- _What you will do_:
Repeat the entire listing exactly as written.

- _Dataset records_:
※
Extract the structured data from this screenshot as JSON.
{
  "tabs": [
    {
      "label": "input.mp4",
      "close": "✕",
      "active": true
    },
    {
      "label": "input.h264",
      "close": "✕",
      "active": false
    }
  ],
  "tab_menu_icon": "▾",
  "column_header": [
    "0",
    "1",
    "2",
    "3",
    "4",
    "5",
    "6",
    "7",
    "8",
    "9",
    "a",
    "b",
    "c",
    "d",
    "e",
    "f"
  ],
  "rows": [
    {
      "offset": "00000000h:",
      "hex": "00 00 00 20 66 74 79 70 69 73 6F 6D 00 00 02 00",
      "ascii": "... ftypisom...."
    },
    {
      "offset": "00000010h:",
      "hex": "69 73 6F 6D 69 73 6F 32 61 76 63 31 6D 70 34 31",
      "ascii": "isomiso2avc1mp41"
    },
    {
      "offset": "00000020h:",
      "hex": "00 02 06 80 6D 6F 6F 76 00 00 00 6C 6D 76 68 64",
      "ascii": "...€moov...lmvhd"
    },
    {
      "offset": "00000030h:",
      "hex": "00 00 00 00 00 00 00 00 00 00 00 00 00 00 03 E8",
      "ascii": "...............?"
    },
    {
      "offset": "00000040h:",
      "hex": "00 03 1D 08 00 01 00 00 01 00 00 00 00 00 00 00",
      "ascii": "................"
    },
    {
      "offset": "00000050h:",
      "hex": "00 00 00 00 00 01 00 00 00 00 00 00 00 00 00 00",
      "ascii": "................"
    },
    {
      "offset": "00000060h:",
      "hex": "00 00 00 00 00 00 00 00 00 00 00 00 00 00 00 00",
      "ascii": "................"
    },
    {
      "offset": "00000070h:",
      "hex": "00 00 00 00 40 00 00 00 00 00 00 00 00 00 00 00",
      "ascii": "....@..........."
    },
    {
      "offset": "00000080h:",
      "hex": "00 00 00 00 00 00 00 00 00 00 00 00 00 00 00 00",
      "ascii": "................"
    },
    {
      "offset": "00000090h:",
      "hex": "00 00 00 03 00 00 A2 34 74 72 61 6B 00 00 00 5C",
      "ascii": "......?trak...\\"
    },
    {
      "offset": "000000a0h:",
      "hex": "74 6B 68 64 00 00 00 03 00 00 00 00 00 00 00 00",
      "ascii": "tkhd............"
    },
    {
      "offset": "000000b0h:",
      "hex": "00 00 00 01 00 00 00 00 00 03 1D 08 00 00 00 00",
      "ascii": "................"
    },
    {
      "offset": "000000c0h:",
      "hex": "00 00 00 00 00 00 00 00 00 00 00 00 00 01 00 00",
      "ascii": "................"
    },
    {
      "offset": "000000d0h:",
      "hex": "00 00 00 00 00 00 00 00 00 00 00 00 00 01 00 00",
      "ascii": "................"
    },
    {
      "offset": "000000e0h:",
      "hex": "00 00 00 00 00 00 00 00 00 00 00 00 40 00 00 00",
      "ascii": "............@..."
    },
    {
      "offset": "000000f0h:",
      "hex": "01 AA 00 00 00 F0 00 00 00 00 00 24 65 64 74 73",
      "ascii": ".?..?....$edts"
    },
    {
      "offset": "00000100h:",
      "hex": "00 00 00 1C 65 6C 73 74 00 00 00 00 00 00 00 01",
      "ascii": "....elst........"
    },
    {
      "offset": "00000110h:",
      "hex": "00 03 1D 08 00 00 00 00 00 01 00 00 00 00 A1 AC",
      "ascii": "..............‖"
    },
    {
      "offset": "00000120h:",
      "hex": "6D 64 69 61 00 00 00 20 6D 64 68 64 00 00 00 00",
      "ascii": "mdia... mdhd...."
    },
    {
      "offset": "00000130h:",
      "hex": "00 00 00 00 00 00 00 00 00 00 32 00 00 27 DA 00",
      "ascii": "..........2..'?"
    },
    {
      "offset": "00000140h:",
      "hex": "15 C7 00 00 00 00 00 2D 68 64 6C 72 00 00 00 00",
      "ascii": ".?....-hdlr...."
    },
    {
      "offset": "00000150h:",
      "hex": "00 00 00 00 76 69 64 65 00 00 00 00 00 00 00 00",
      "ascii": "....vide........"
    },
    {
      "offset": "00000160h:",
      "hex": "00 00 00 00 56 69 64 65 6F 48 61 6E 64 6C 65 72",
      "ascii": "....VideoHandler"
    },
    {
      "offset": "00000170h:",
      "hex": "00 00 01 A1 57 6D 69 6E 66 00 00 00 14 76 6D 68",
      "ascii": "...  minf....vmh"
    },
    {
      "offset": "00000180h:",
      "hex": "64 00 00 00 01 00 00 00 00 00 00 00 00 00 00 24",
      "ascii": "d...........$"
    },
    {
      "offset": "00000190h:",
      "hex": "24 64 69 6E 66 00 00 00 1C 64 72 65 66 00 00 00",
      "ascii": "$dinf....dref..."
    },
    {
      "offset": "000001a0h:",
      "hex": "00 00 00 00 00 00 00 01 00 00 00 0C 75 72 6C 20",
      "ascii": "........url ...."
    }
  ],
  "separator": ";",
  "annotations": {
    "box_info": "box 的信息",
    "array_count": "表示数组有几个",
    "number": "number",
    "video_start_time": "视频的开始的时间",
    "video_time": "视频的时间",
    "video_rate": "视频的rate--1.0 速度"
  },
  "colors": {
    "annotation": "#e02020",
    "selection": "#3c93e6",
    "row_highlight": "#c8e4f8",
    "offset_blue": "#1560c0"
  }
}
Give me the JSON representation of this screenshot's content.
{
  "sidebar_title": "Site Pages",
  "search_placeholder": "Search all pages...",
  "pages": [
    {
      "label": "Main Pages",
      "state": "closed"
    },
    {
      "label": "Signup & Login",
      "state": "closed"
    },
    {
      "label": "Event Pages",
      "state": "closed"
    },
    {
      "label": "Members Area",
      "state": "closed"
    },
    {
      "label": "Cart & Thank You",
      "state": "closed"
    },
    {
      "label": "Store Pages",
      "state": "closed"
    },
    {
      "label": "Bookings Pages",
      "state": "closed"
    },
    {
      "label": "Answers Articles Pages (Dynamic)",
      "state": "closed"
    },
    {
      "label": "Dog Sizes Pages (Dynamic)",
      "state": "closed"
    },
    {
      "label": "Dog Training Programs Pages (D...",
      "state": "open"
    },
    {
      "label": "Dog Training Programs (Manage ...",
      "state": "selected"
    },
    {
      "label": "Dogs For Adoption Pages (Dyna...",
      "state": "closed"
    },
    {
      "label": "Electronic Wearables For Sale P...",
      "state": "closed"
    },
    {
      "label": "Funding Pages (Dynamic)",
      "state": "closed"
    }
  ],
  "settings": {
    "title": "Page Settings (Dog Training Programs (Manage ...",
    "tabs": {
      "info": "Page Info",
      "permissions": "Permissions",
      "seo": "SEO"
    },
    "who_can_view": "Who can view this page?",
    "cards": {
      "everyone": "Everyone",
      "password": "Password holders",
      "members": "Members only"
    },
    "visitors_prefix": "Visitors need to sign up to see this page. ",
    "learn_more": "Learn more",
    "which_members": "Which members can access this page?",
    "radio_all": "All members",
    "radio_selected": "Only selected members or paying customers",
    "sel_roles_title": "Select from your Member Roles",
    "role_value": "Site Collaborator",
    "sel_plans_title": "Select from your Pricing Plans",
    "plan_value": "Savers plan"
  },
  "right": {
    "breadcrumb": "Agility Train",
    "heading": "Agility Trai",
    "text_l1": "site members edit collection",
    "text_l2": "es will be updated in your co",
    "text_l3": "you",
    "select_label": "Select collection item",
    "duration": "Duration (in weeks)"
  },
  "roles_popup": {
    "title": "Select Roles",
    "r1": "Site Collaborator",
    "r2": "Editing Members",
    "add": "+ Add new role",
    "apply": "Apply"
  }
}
※
- _Solution to the exercise_:
Extract the structured data from this screenshot as JSON.
{
  "tabs": [
    {
      "label": "input.mp4",
      "close": "✕",
      "active": true
    },
    {
      "label": "input.h264",
      "close": "✕",
      "active": false
    }
  ],
  "tab_menu_icon": "▾",
  "column_header": [
    "0",
    "1",
    "2",
    "3",
    "4",
    "5",
    "6",
    "7",
    "8",
    "9",
    "a",
    "b",
    "c",
    "d",
    "e",
    "f"
  ],
  "rows": [
    {
      "offset": "00000000h:",
      "hex": "00 00 00 20 66 74 79 70 69 73 6F 6D 00 00 02 00",
      "ascii": "... ftypisom...."
    },
    {
      "offset": "00000010h:",
      "hex": "69 73 6F 6D 69 73 6F 32 61 76 63 31 6D 70 34 31",
      "ascii": "isomiso2avc1mp41"
    },
    {
      "offset": "00000020h:",
      "hex": "00 02 06 80 6D 6F 6F 76 00 00 00 6C 6D 76 68 64",
      "ascii": "...€moov...lmvhd"
    },
    {
      "offset": "00000030h:",
      "hex": "00 00 00 00 00 00 00 00 00 00 00 00 00 00 03 E8",
      "ascii": "...............?"
    },
    {
      "offset": "00000040h:",
      "hex": "00 03 1D 08 00 01 00 00 01 00 00 00 00 00 00 00",
      "ascii": "................"
    },
    {
      "offset": "00000050h:",
      "hex": "00 00 00 00 00 01 00 00 00 00 00 00 00 00 00 00",
      "ascii": "................"
    },
    {
      "offset": "00000060h:",
      "hex": "00 00 00 00 00 00 00 00 00 00 00 00 00 00 00 00",
      "ascii": "................"
    },
    {
      "offset": "00000070h:",
      "hex": "00 00 00 00 40 00 00 00 00 00 00 00 00 00 00 00",
      "ascii": "....@..........."
    },
    {
      "offset": "00000080h:",
      "hex": "00 00 00 00 00 00 00 00 00 00 00 00 00 00 00 00",
      "ascii": "................"
    },
    {
      "offset": "00000090h:",
      "hex": "00 00 00 03 00 00 A2 34 74 72 61 6B 00 00 00 5C",
      "ascii": "......?trak...\\"
    },
    {
      "offset": "000000a0h:",
      "hex": "74 6B 68 64 00 00 00 03 00 00 00 00 00 00 00 00",
      "ascii": "tkhd............"
    },
    {
      "offset": "000000b0h:",
      "hex": "00 00 00 01 00 00 00 00 00 03 1D 08 00 00 00 00",
      "ascii": "................"
    },
    {
      "offset": "000000c0h:",
      "hex": "00 00 00 00 00 00 00 00 00 00 00 00 00 01 00 00",
      "ascii": "................"
    },
    {
      "offset": "000000d0h:",
      "hex": "00 00 00 00 00 00 00 00 00 00 00 00 00 01 00 00",
      "ascii": "................"
    },
    {
      "offset": "000000e0h:",
      "hex": "00 00 00 00 00 00 00 00 00 00 00 00 40 00 00 00",
      "ascii": "............@..."
    },
    {
      "offset": "000000f0h:",
      "hex": "01 AA 00 00 00 F0 00 00 00 00 00 24 65 64 74 73",
      "ascii": ".?..?....$edts"
    },
    {
      "offset": "00000100h:",
      "hex": "00 00 00 1C 65 6C 73 74 00 00 00 00 00 00 00 01",
      "ascii": "....elst........"
    },
    {
      "offset": "00000110h:",
      "hex": "00 03 1D 08 00 00 00 00 00 01 00 00 00 00 A1 AC",
      "ascii": "..............‖"
    },
    {
      "offset": "00000120h:",
      "hex": "6D 64 69 61 00 00 00 20 6D 64 68 64 00 00 00 00",
      "ascii": "mdia... mdhd...."
    },
    {
      "offset": "00000130h:",
      "hex": "00 00 00 00 00 00 00 00 00 00 32 00 00 27 DA 00",
      "ascii": "..........2..'?"
    },
    {
      "offset": "00000140h:",
      "hex": "15 C7 00 00 00 00 00 2D 68 64 6C 72 00 00 00 00",
      "ascii": ".?....-hdlr...."
    },
    {
      "offset": "00000150h:",
      "hex": "00 00 00 00 76 69 64 65 00 00 00 00 00 00 00 00",
      "ascii": "....vide........"
    },
    {
      "offset": "00000160h:",
      "hex": "00 00 00 00 56 69 64 65 6F 48 61 6E 64 6C 65 72",
      "ascii": "....VideoHandler"
    },
    {
      "offset": "00000170h:",
      "hex": "00 00 01 A1 57 6D 69 6E 66 00 00 00 14 76 6D 68",
      "ascii": "...  minf....vmh"
    },
    {
      "offset": "00000180h:",
      "hex": "64 00 00 00 01 00 00 00 00 00 00 00 00 00 00 24",
      "ascii": "d...........$"
    },
    {
      "offset": "00000190h:",
      "hex": "24 64 69 6E 66 00 00 00 1C 64 72 65 66 00 00 00",
      "ascii": "$dinf....dref..."
    },
    {
      "offset": "000001a0h:",
      "hex": "00 00 00 00 00 00 00 01 00 00 00 0C 75 72 6C 20",
      "ascii": "........url ...."
    }
  ],
  "separator": ";",
  "annotations": {
    "box_info": "box 的信息",
    "array_count": "表示数组有几个",
    "number": "number",
    "video_start_time": "视频的开始的时间",
    "video_time": "视频的时间",
    "video_rate": "视频的rate--1.0 速度"
  },
  "colors": {
    "annotation": "#e02020",
    "selection": "#3c93e6",
    "row_highlight": "#c8e4f8",
    "offset_blue": "#1560c0"
  }
}
Give me the JSON representation of this screenshot's content.
{
  "sidebar_title": "Site Pages",
  "search_placeholder": "Search all pages...",
  "pages": [
    {
      "label": "Main Pages",
      "state": "closed"
    },
    {
      "label": "Signup & Login",
      "state": "closed"
    },
    {
      "label": "Event Pages",
      "state": "closed"
    },
    {
      "label": "Members Area",
      "state": "closed"
    },
    {
      "label": "Cart & Thank You",
      "state": "closed"
    },
    {
      "label": "Store Pages",
      "state": "closed"
    },
    {
      "label": "Bookings Pages",
      "state": "closed"
    },
    {
      "label": "Answers Articles Pages (Dynamic)",
      "state": "closed"
    },
    {
      "label": "Dog Sizes Pages (Dynamic)",
      "state": "closed"
    },
    {
      "label": "Dog Training Programs Pages (D...",
      "state": "open"
    },
    {
      "label": "Dog Training Programs (Manage ...",
      "state": "selected"
    },
    {
      "label": "Dogs For Adoption Pages (Dyna...",
      "state": "closed"
    },
    {
      "label": "Electronic Wearables For Sale P...",
      "state": "closed"
    },
    {
      "label": "Funding Pages (Dynamic)",
      "state": "closed"
    }
  ],
  "settings": {
    "title": "Page Settings (Dog Training Programs (Manage ...",
    "tabs": {
      "info": "Page Info",
      "permissions": "Permissions",
      "seo": "SEO"
    },
    "who_can_view": "Who can view this page?",
    "cards": {
      "everyone": "Everyone",
      "password": "Password holders",
      "members": "Members only"
    },
    "visitors_prefix": "Visitors need to sign up to see this page. ",
    "learn_more": "Learn more",
    "which_members": "Which members can access this page?",
    "radio_all": "All members",
    "radio_selected": "Only selected members or paying customers",
    "sel_roles_title": "Select from your Member Roles",
    "role_value": "Site Collaborator",
    "sel_plans_title": "Select from your Pricing Plans",
    "plan_value": "Savers plan"
  },
  "right": {
    "breadcrumb": "Agility Train",
    "heading": "Agility Trai",
    "text_l1": "site members edit collection",
    "text_l2": "es will be updated in your co",
    "text_l3": "you",
    "select_label": "Select collection item",
    "duration": "Duration (in weeks)"
  },
  "roles_popup": {
    "title": "Select Roles",
    "r1": "Site Collaborator",
    "r2": "Editing Members",
    "add": "+ Add new role",
    "apply": "Apply"
  }
}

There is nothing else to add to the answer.